> **Goal of the exercise**
Track down every line below that holds "具有较强的实际工作技能" and copy it.

> **Data shown**
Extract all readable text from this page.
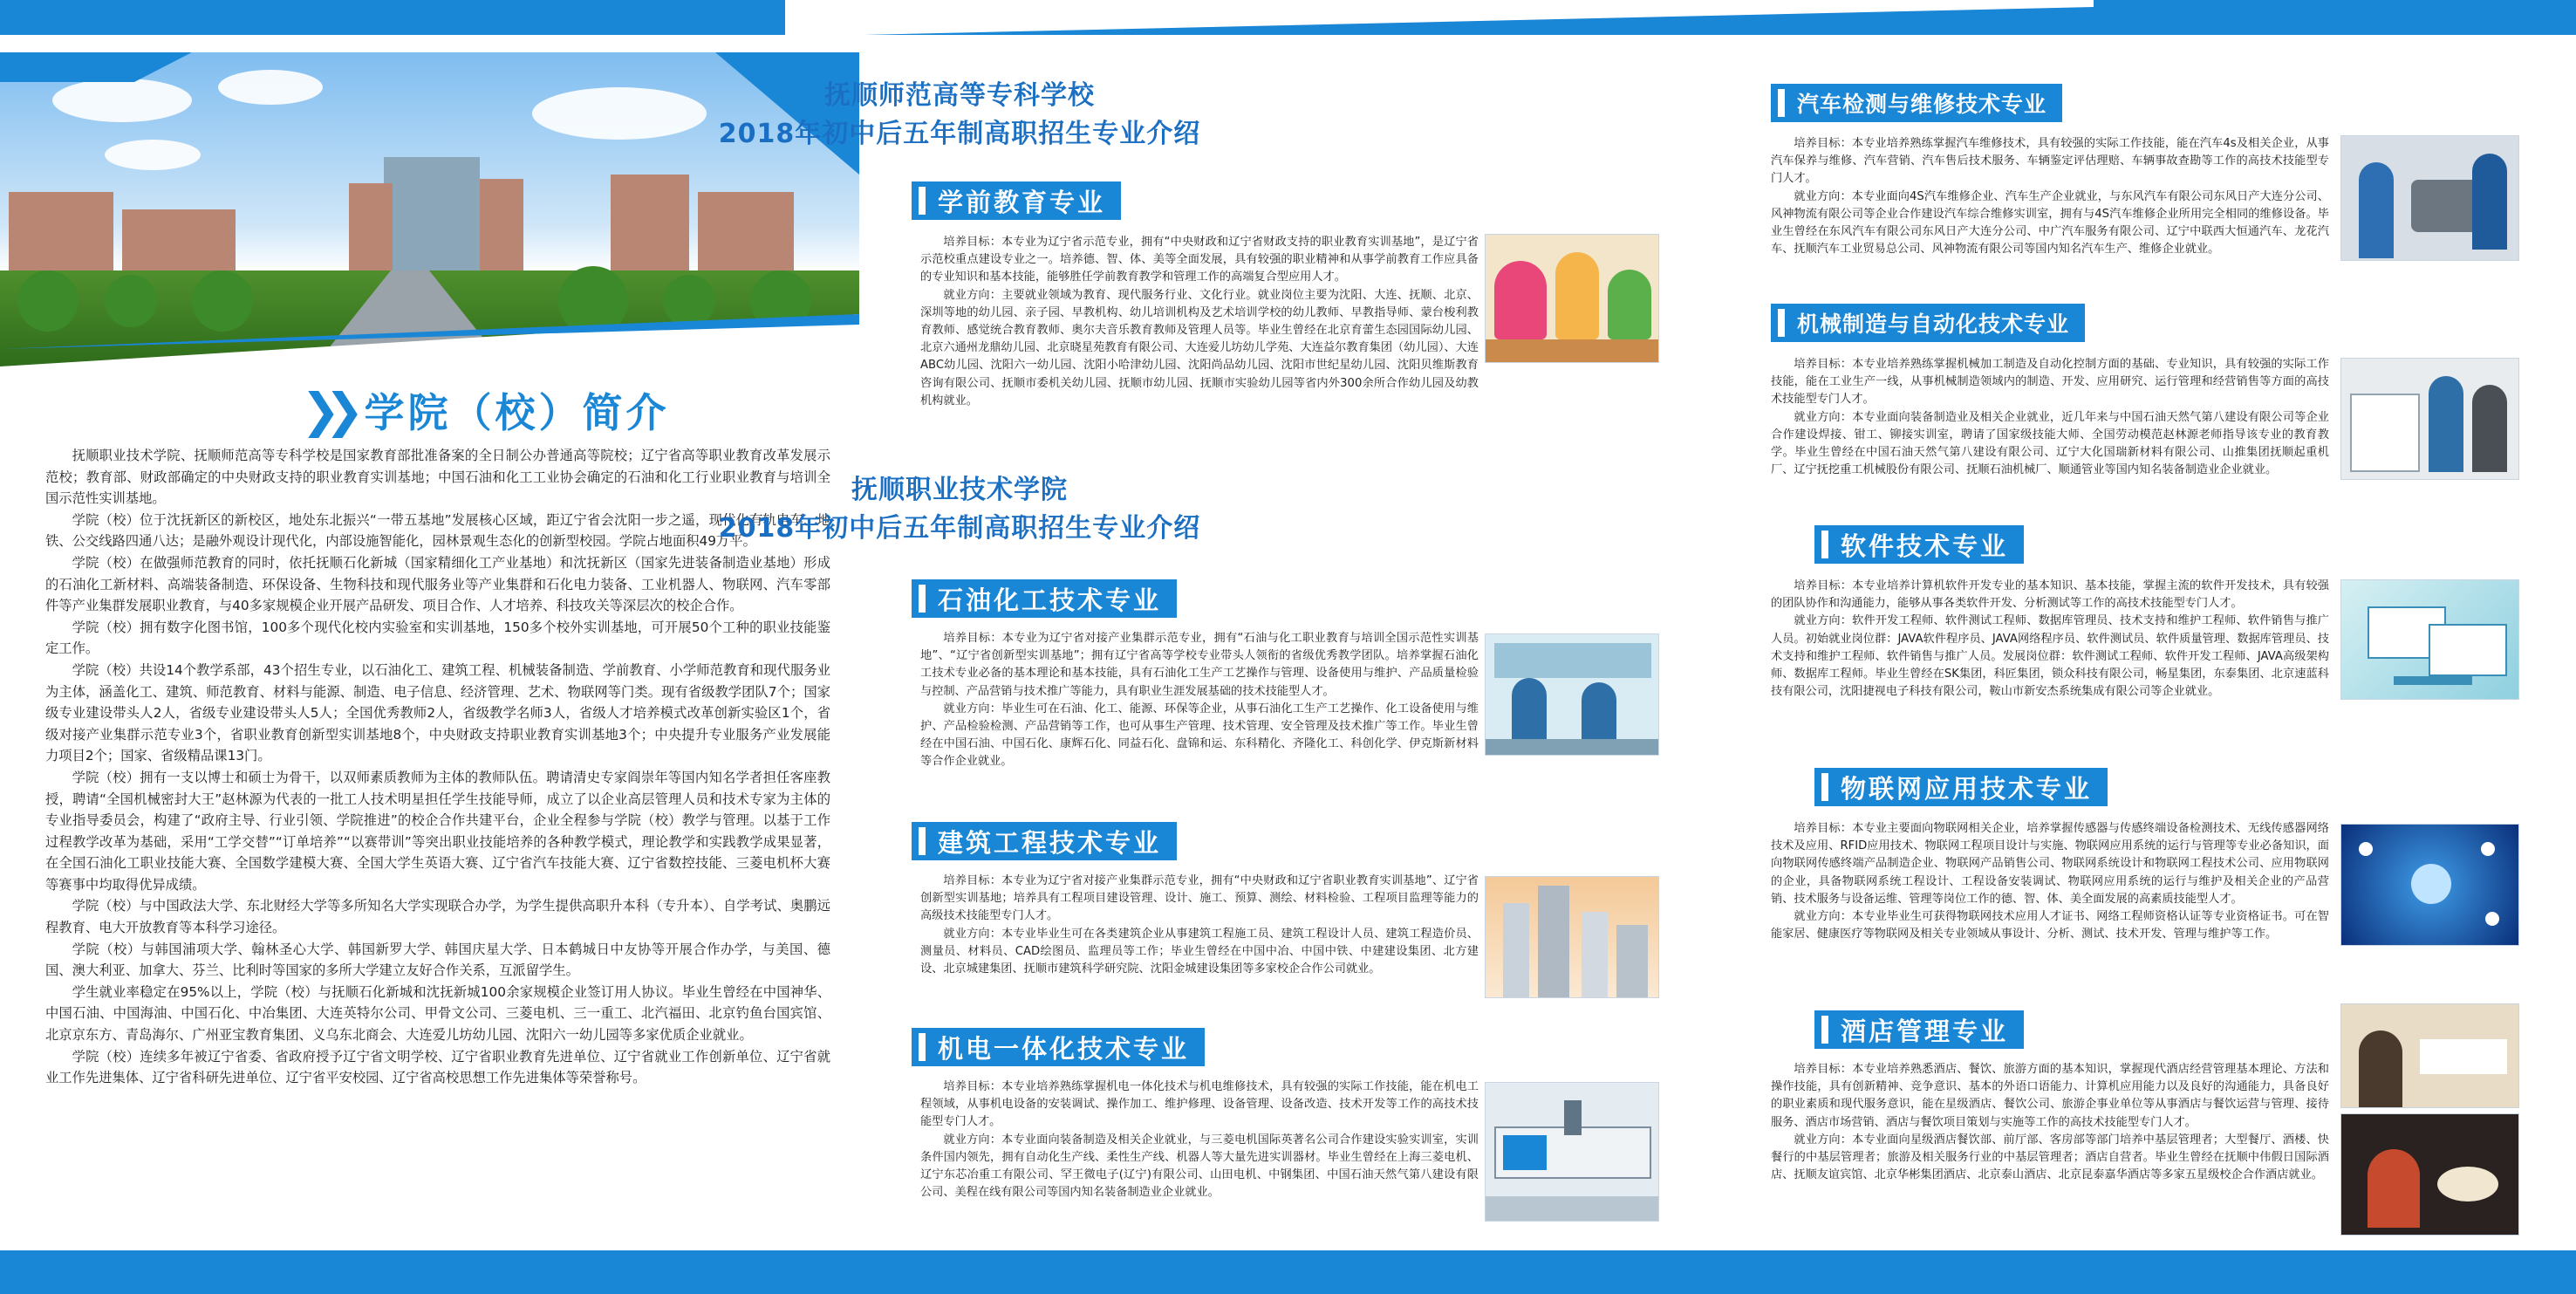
❯❯ 学院（校）简介

抚顺职业技术学院、抚顺师范高等专科学校是国家教育部批准备案的全日制公办普通高等院校；辽宁省高等职业教育改革发展示范校；教育部、财政部确定的中央财政支持的职业教育实训基地；中国石油和化工工业协会确定的石油和化工行业职业教育与培训全国示范性实训基地。

学院（校）位于沈抚新区的新校区，地处东北振兴“一带五基地”发展核心区域，距辽宁省会沈阳一步之遥，现代化有轨电车、地铁、公交线路四通八达；是融外观设计现代化，内部设施智能化，园林景观生态化的创新型校园。学院占地面积49万平。

学院（校）在做强师范教育的同时，依托抚顺石化新城（国家精细化工产业基地）和沈抚新区（国家先进装备制造业基地）形成的石油化工新材料、高端装备制造、环保设备、生物科技和现代服务业等产业集群和石化电力装备、工业机器人、物联网、汽车零部件等产业集群发展职业教育，与40多家规模企业开展产品研发、项目合作、人才培养、科技攻关等深层次的校企合作。

学院（校）拥有数字化图书馆，100多个现代化校内实验室和实训基地，150多个校外实训基地，可开展50个工种的职业技能鉴定工作。

学院（校）共设14个教学系部，43个招生专业，以石油化工、建筑工程、机械装备制造、学前教育、小学师范教育和现代服务业为主体，涵盖化工、建筑、师范教育、材料与能源、制造、电子信息、经济管理、艺术、物联网等门类。现有省级教学团队7个；国家级专业建设带头人2人，省级专业建设带头人5人；全国优秀教师2人，省级教学名师3人，省级人才培养模式改革创新实验区1个，省级对接产业集群示范专业3个，省职业教育创新型实训基地8个，中央财政支持职业教育实训基地3个；中央提升专业服务产业发展能力项目2个；国家、省级精品课13门。

学院（校）拥有一支以博士和硕士为骨干，以双师素质教师为主体的教师队伍。聘请清史专家阎崇年等国内知名学者担任客座教授，聘请“全国机械密封大王”赵林源为代表的一批工人技术明星担任学生技能导师，成立了以企业高层管理人员和技术专家为主体的专业指导委员会，构建了“政府主导、行业引领、学院推进”的校企合作共建平台，企业全程参与学院（校）教学与管理。以基于工作过程教学改革为基础，采用“工学交替”“订单培养”“以赛带训”等突出职业技能培养的各种教学模式，理论教学和实践教学成果显著，在全国石油化工职业技能大赛、全国数学建模大赛、全国大学生英语大赛、辽宁省汽车技能大赛、辽宁省数控技能、三菱电机杯大赛等赛事中均取得优异成绩。

学院（校）与中国政法大学、东北财经大学等多所知名大学实现联合办学，为学生提供高职升本科（专升本）、自学考试、奥鹏远程教育、电大开放教育等本科学习途径。

学院（校）与韩国浦项大学、翰林圣心大学、韩国新罗大学、韩国庆星大学、日本鹤城日中友协等开展合作办学，与美国、德国、澳大利亚、加拿大、芬兰、比利时等国家的多所大学建立友好合作关系，互派留学生。

学生就业率稳定在95%以上，学院（校）与抚顺石化新城和沈抚新城100余家规模企业签订用人协议。毕业生曾经在中国神华、中国石油、中国海油、中国石化、中冶集团、大连英特尔公司、甲骨文公司、三菱电机、三一重工、北汽福田、北京钓鱼台国宾馆、北京京东方、青岛海尔、广州亚宝教育集团、义乌东北商会、大连爱儿坊幼儿园、沈阳六一幼儿园等多家优质企业就业。

学院（校）连续多年被辽宁省委、省政府授予辽宁省文明学校、辽宁省职业教育先进单位、辽宁省就业工作创新单位、辽宁省就业工作先进集体、辽宁省科研先进单位、辽宁省平安校园、辽宁省高校思想工作先进集体等荣誉称号。

抚顺师范高等专科学校
2018年初中后五年制高职招生专业介绍
学前教育专业

培养目标：本专业为辽宁省示范专业，拥有“中央财政和辽宁省财政支持的职业教育实训基地”，是辽宁省示范校重点建设专业之一。培养德、智、体、美等全面发展，具有较强的职业精神和从事学前教育工作应具备的专业知识和基本技能，能够胜任学前教育教学和管理工作的高端复合型应用人才。

就业方向：主要就业领域为教育、现代服务行业、文化行业。就业岗位主要为沈阳、大连、抚顺、北京、深圳等地的幼儿园、亲子园、早教机构、幼儿培训机构及艺术培训学校的幼儿教师、早教指导师、蒙台梭利教育教师、感觉统合教育教师、奥尔夫音乐教育教师及管理人员等。毕业生曾经在北京育蕾生态园国际幼儿园、北京六通州龙鼎幼儿园、北京晓星苑教育有限公司、大连爱儿坊幼儿学苑、大连益尔教育集团（幼儿园）、大连ABC幼儿园、沈阳六一幼儿园、沈阳小哈津幼儿园、沈阳尚品幼儿园、沈阳市世纪星幼儿园、沈阳贝维斯教育咨询有限公司、抚顺市委机关幼儿园、抚顺市幼儿园、抚顺市实验幼儿园等省内外300余所合作幼儿园及幼教机构就业。

抚顺职业技术学院
2018年初中后五年制高职招生专业介绍
石油化工技术专业

培养目标：本专业为辽宁省对接产业集群示范专业，拥有“石油与化工职业教育与培训全国示范性实训基地”、“辽宁省创新型实训基地”；拥有辽宁省高等学校专业带头人领衔的省级优秀教学团队。培养掌握石油化工技术专业必备的基本理论和基本技能，具有石油化工生产工艺操作与管理、设备使用与维护、产品质量检验与控制、产品营销与技术推广等能力，具有职业生涯发展基础的技术技能型人才。

就业方向：毕业生可在石油、化工、能源、环保等企业，从事石油化工生产工艺操作、化工设备使用与维护、产品检验检测、产品营销等工作，也可从事生产管理、技术管理、安全管理及技术推广等工作。毕业生曾经在中国石油、中国石化、康辉石化、同益石化、盘锦和运、东科精化、齐隆化工、科创化学、伊克斯新材料等合作企业就业。

建筑工程技术专业

培养目标：本专业为辽宁省对接产业集群示范专业，拥有“中央财政和辽宁省职业教育实训基地”、辽宁省创新型实训基地；培养具有工程项目建设管理、设计、施工、预算、测绘、材料检验、工程项目监理等能力的高级技术技能型专门人才。

就业方向：本专业毕业生可在各类建筑企业从事建筑工程施工员、建筑工程设计人员、建筑工程造价员、测量员、材料员、CAD绘图员、监理员等工作；毕业生曾经在中国中冶、中国中铁、中建建设集团、北方建设、北京城建集团、抚顺市建筑科学研究院、沈阳金城建设集团等多家校企合作公司就业。

机电一体化技术专业

培养目标：本专业培养熟练掌握机电一体化技术与机电维修技术，具有较强的实际工作技能，能在机电工程领域，从事机电设备的安装调试、操作加工、维护修理、设备管理、设备改造、技术开发等工作的高技术技能型专门人才。

就业方向：本专业面向装备制造及相关企业就业，与三菱电机国际英著名公司合作建设实验实训室，实训条件国内领先，拥有自动化生产线、柔性生产线、机器人等大量先进实训器材。毕业生曾经在上海三菱电机、辽宁东芯冶重工有限公司、罕王微电子(辽宁)有限公司、山田电机、中钢集团、中国石油天然气第八建设有限公司、美程在线有限公司等国内知名装备制造业企业就业。

汽车检测与维修技术专业

培养目标：本专业培养熟练掌握汽车维修技术，具有较强的实际工作技能，能在汽车4s及相关企业，从事汽车保养与维修、汽车营销、汽车售后技术服务、车辆鉴定评估理赔、车辆事故查勘等工作的高技术技能型专门人才。

就业方向：本专业面向4S汽车维修企业、汽车生产企业就业，与东风汽车有限公司东风日产大连分公司、风神物流有限公司等企业合作建设汽车综合维修实训室，拥有与4S汽车维修企业所用完全相同的维修设备。毕业生曾经在东风汽车有限公司东风日产大连分公司、中广汽车服务有限公司、辽宁中联西大恒通汽车、龙花汽车、抚顺汽车工业贸易总公司、风神物流有限公司等国内知名汽车生产、维修企业就业。

机械制造与自动化技术专业

培养目标：本专业培养熟练掌握机械加工制造及自动化控制方面的基础、专业知识，具有较强的实际工作技能，能在工业生产一线，从事机械制造领域内的制造、开发、应用研究、运行管理和经营销售等方面的高技术技能型专门人才。

就业方向：本专业面向装备制造业及相关企业就业，近几年来与中国石油天然气第八建设有限公司等企业合作建设焊接、钳工、铆接实训室，聘请了国家级技能大师、全国劳动模范赵林源老师指导该专业的教育教学。毕业生曾经在中国石油天然气第八建设有限公司、辽宁大化国瑞新材料有限公司、山推集团抚顺起重机厂、辽宁抚挖重工机械股份有限公司、抚顺石油机械厂、顺通管业等国内知名装备制造业企业就业。

软件技术专业

培养目标：本专业培养计算机软件开发专业的基本知识、基本技能，掌握主流的软件开发技术，具有较强的团队协作和沟通能力，能够从事各类软件开发、分析测试等工作的高技术技能型专门人才。

就业方向：软件开发工程师、软件测试工程师、数据库管理员、技术支持和维护工程师、软件销售与推广人员。初始就业岗位群：JAVA软件程序员、JAVA网络程序员、软件测试员、软件质量管理、数据库管理员、技术支持和维护工程师、软件销售与推广人员。发展岗位群：软件测试工程师、软件开发工程师、JAVA高级架构师、数据库工程师。毕业生曾经在SK集团，科匠集团，锁众科技有限公司，畅星集团，东泰集团、北京速蓝科技有限公司，沈阳捷视电子科技有限公司，鞍山市新安杰系统集成有限公司等企业就业。

物联网应用技术专业

培养目标：本专业主要面向物联网相关企业，培养掌握传感器与传感终端设备检测技术、无线传感器网络技术及应用、RFID应用技术、物联网工程项目设计与实施、物联网应用系统的运行与管理等专业必备知识，面向物联网传感终端产品制造企业、物联网产品销售公司、物联网系统设计和物联网工程技术公司、应用物联网的企业，具备物联网系统工程设计、工程设备安装调试、物联网应用系统的运行与维护及相关企业的产品营销、技术服务与设备运维、管理等岗位工作的德、智、体、美全面发展的高素质技能型人才。

就业方向：本专业毕业生可获得物联网技术应用人才证书、网络工程师资格认证等专业资格证书。可在智能家居、健康医疗等物联网及相关专业领域从事设计、分析、测试、技术开发、管理与维护等工作。

酒店管理专业

培养目标：本专业培养熟悉酒店、餐饮、旅游方面的基本知识，掌握现代酒店经营管理基本理论、方法和操作技能，具有创新精神、竞争意识、基本的外语口语能力、计算机应用能力以及良好的沟通能力，具备良好的职业素质和现代服务意识，能在星级酒店、餐饮公司、旅游企事业单位等从事酒店与餐饮运营与管理、接待服务、酒店市场营销、酒店与餐饮项目策划与实施等工作的高技术技能型专门人才。

就业方向：本专业面向星级酒店餐饮部、前厅部、客房部等部门培养中基层管理者；大型餐厅、酒楼、快餐行的中基层管理者；旅游及相关服务行业的中基层管理者；酒店自营者。毕业生曾经在抚顺中伟假日国际酒店、抚顺友谊宾馆、北京华彬集团酒店、北京泰山酒店、北京昆泰嘉华酒店等多家五星级校企合作酒店就业。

> **Response**
培养目标：本专业培养熟练掌握机电一体化技术与机电维修技术，具有较强的实际工作技能，能在机电工程领域，从事机电设备的安装调试、操作加工、维护修理、设备管理、设备改造、技术开发等工作的高技术技能型专门人才。
培养目标：本专业培养熟练掌握汽车维修技术，具有较强的实际工作技能，能在汽车4s及相关企业，从事汽车保养与维修、汽车营销、汽车售后技术服务、车辆鉴定评估理赔、车辆事故查勘等工作的高技术技能型专门人才。
培养目标：本专业培养熟练掌握机械加工制造及自动化控制方面的基础、专业知识，具有较强的实际工作技能，能在工业生产一线，从事机械制造领域内的制造、开发、应用研究、运行管理和经营销售等方面的高技术技能型专门人才。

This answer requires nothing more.